<<<<
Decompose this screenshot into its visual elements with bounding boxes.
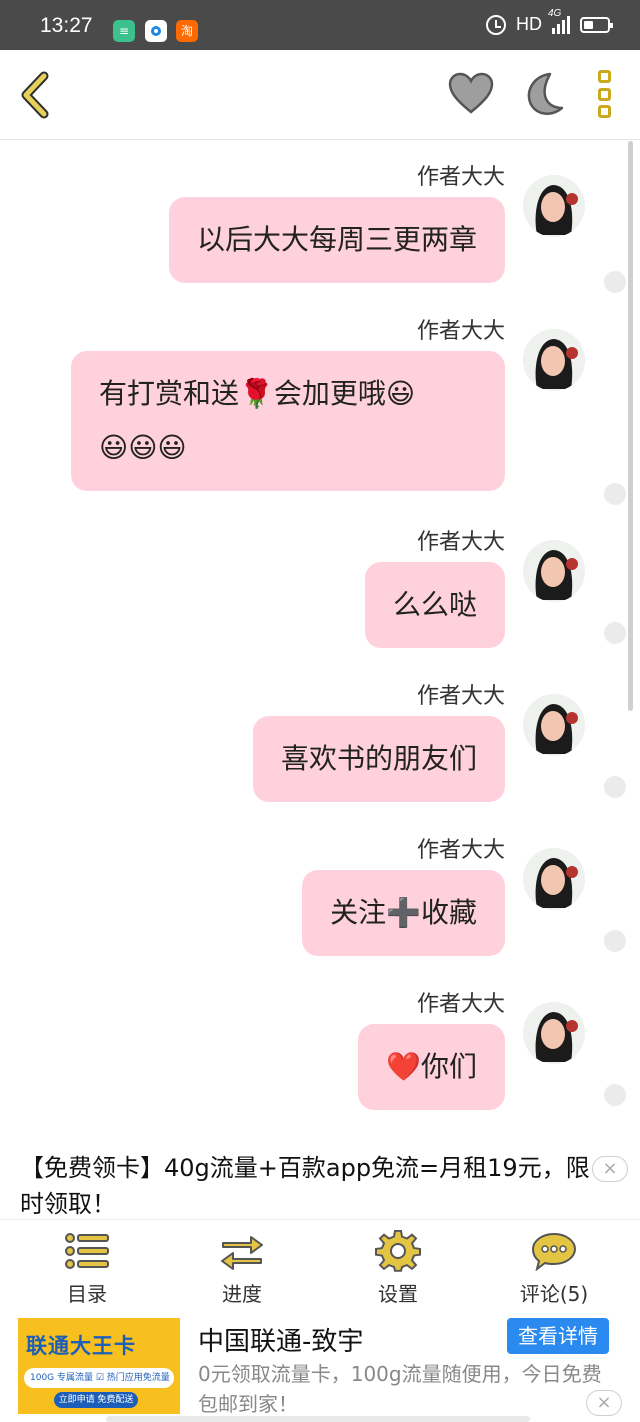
message-bubble[interactable]: 关注➕收藏 bbox=[302, 870, 505, 956]
bottom-ad-close-button[interactable]: × bbox=[586, 1390, 622, 1416]
ad-close-button[interactable]: × bbox=[592, 1156, 628, 1182]
message-bubble[interactable]: 喜欢书的朋友们 bbox=[252, 716, 505, 802]
app-notification-icon: ≡ bbox=[113, 20, 135, 42]
reader-top-nav bbox=[0, 50, 640, 140]
message-author: 作者大大 bbox=[416, 992, 505, 1017]
signal-icon: 4G bbox=[548, 8, 570, 34]
catalog-icon bbox=[65, 1233, 109, 1269]
read-status-dot bbox=[604, 271, 626, 293]
alarm-icon bbox=[486, 14, 506, 35]
progress-icon bbox=[221, 1236, 263, 1270]
settings-icon bbox=[375, 1229, 421, 1272]
home-indicator bbox=[106, 1416, 530, 1422]
toolbar-comment-label: 评论(5) bbox=[519, 1282, 589, 1306]
read-status-dot bbox=[604, 483, 626, 505]
message-author: 作者大大 bbox=[416, 530, 505, 555]
ad-image-title: 联通大王卡 bbox=[26, 1334, 136, 1358]
author-avatar[interactable] bbox=[523, 540, 585, 602]
browser-notification-icon bbox=[145, 20, 167, 42]
scrollbar[interactable] bbox=[628, 141, 633, 711]
ad-banner-text[interactable]: 【免费领卡】40g流量+百款app免流=月租19元，限时领取！ bbox=[20, 1150, 600, 1222]
ad-image-button: 立即申请 免费配送 bbox=[54, 1392, 138, 1408]
toolbar-progress-label: 进度 bbox=[222, 1282, 262, 1306]
message-bubble[interactable]: 有打赏和送🌹会加更哦😃 😃😃😃 bbox=[71, 351, 505, 491]
message-bubble[interactable]: ❤️你们 bbox=[358, 1024, 505, 1110]
chat-messages[interactable]: 作者大大 以后大大每周三更两章 作者大大 有打赏和送🌹会加更哦😃 😃😃😃 作者大… bbox=[0, 141, 640, 1131]
ad-title: 中国联通-致宇 bbox=[198, 1327, 364, 1357]
toolbar-comment-button[interactable]: 评论(5) bbox=[494, 1228, 614, 1307]
more-dot bbox=[597, 105, 611, 118]
toolbar-progress-button[interactable]: 进度 bbox=[182, 1228, 302, 1307]
author-avatar[interactable] bbox=[523, 1002, 585, 1064]
author-avatar[interactable] bbox=[523, 329, 585, 391]
status-time: 13:27 bbox=[40, 14, 93, 37]
bottom-ad[interactable]: 联通大王卡 100G 专属流量 ☑ 热门应用免流量 立即申请 免费配送 中国联通… bbox=[0, 1313, 640, 1422]
more-dot bbox=[597, 70, 611, 83]
status-bar: 13:27 ≡ 淘 HD 4G bbox=[0, 0, 640, 50]
toolbar-catalog-button[interactable]: 目录 bbox=[27, 1228, 147, 1307]
ad-view-details-button[interactable]: 查看详情 bbox=[507, 1318, 609, 1354]
toolbar-catalog-label: 目录 bbox=[67, 1282, 107, 1306]
message-author: 作者大大 bbox=[416, 838, 505, 863]
read-status-dot bbox=[604, 930, 626, 952]
signal-label: 4G bbox=[548, 7, 562, 19]
read-status-dot bbox=[604, 1084, 626, 1106]
network-label: HD bbox=[516, 14, 542, 34]
author-avatar[interactable] bbox=[523, 848, 585, 910]
message-bubble[interactable]: 么么哒 bbox=[364, 562, 505, 648]
moon-icon[interactable] bbox=[520, 70, 566, 118]
message-text: 😃😃😃 bbox=[99, 431, 187, 464]
status-indicators: HD 4G bbox=[486, 8, 613, 35]
toolbar-settings-button[interactable]: 设置 bbox=[338, 1228, 458, 1307]
message-author: 作者大大 bbox=[416, 165, 505, 190]
message-text: 有打赏和送🌹会加更哦😃 bbox=[99, 377, 416, 410]
author-avatar[interactable] bbox=[523, 175, 585, 237]
reader-toolbar: 目录 进度 设置 评论(5) bbox=[0, 1219, 640, 1313]
ad-image[interactable]: 联通大王卡 100G 专属流量 ☑ 热门应用免流量 立即申请 免费配送 bbox=[18, 1318, 180, 1414]
message-bubble[interactable]: 以后大大每周三更两章 bbox=[168, 197, 505, 283]
back-icon[interactable] bbox=[16, 70, 56, 120]
comment-icon bbox=[531, 1232, 577, 1271]
toolbar-settings-label: 设置 bbox=[378, 1282, 418, 1306]
message-author: 作者大大 bbox=[416, 319, 505, 344]
author-avatar[interactable] bbox=[523, 694, 585, 756]
more-icon[interactable] bbox=[594, 70, 614, 118]
ad-description: 0元领取流量卡，100g流量随便用，今日免费包邮到家！ bbox=[198, 1362, 602, 1416]
taobao-notification-icon: 淘 bbox=[176, 20, 198, 42]
read-status-dot bbox=[604, 622, 626, 644]
more-dot bbox=[597, 87, 611, 101]
message-author: 作者大大 bbox=[416, 684, 505, 709]
read-status-dot bbox=[604, 776, 626, 798]
heart-icon[interactable] bbox=[448, 72, 494, 116]
battery-icon bbox=[580, 16, 613, 33]
ad-image-band: 100G 专属流量 ☑ 热门应用免流量 bbox=[24, 1368, 174, 1388]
>>>>
• WRITTEN INSTRUCTION: Please update the listing from the line with "message-bubble[interactable]: 关注➕收藏 bbox=[302, 870, 505, 956]" to the line with "read-status-dot bbox=[604, 483, 626, 505]" by replacing "catalog-icon" with "index-icon", and give back only those lines with everything else unchanged.

• SOLUTION TO THE PROBLEM:
message-bubble[interactable]: 关注➕收藏 bbox=[302, 870, 505, 956]
bottom-ad-close-button[interactable]: × bbox=[586, 1390, 622, 1416]
ad-close-button[interactable]: × bbox=[592, 1156, 628, 1182]
message-bubble[interactable]: 喜欢书的朋友们 bbox=[252, 716, 505, 802]
app-notification-icon: ≡ bbox=[113, 20, 135, 42]
reader-top-nav bbox=[0, 50, 640, 140]
message-author: 作者大大 bbox=[416, 992, 505, 1017]
signal-icon: 4G bbox=[548, 8, 570, 34]
index-icon bbox=[65, 1233, 109, 1269]
read-status-dot bbox=[604, 271, 626, 293]
alarm-icon bbox=[486, 14, 506, 35]
progress-icon bbox=[221, 1236, 263, 1270]
settings-icon bbox=[375, 1229, 421, 1272]
home-indicator bbox=[106, 1416, 530, 1422]
toolbar-comment-label: 评论(5) bbox=[519, 1282, 589, 1306]
read-status-dot bbox=[604, 483, 626, 505]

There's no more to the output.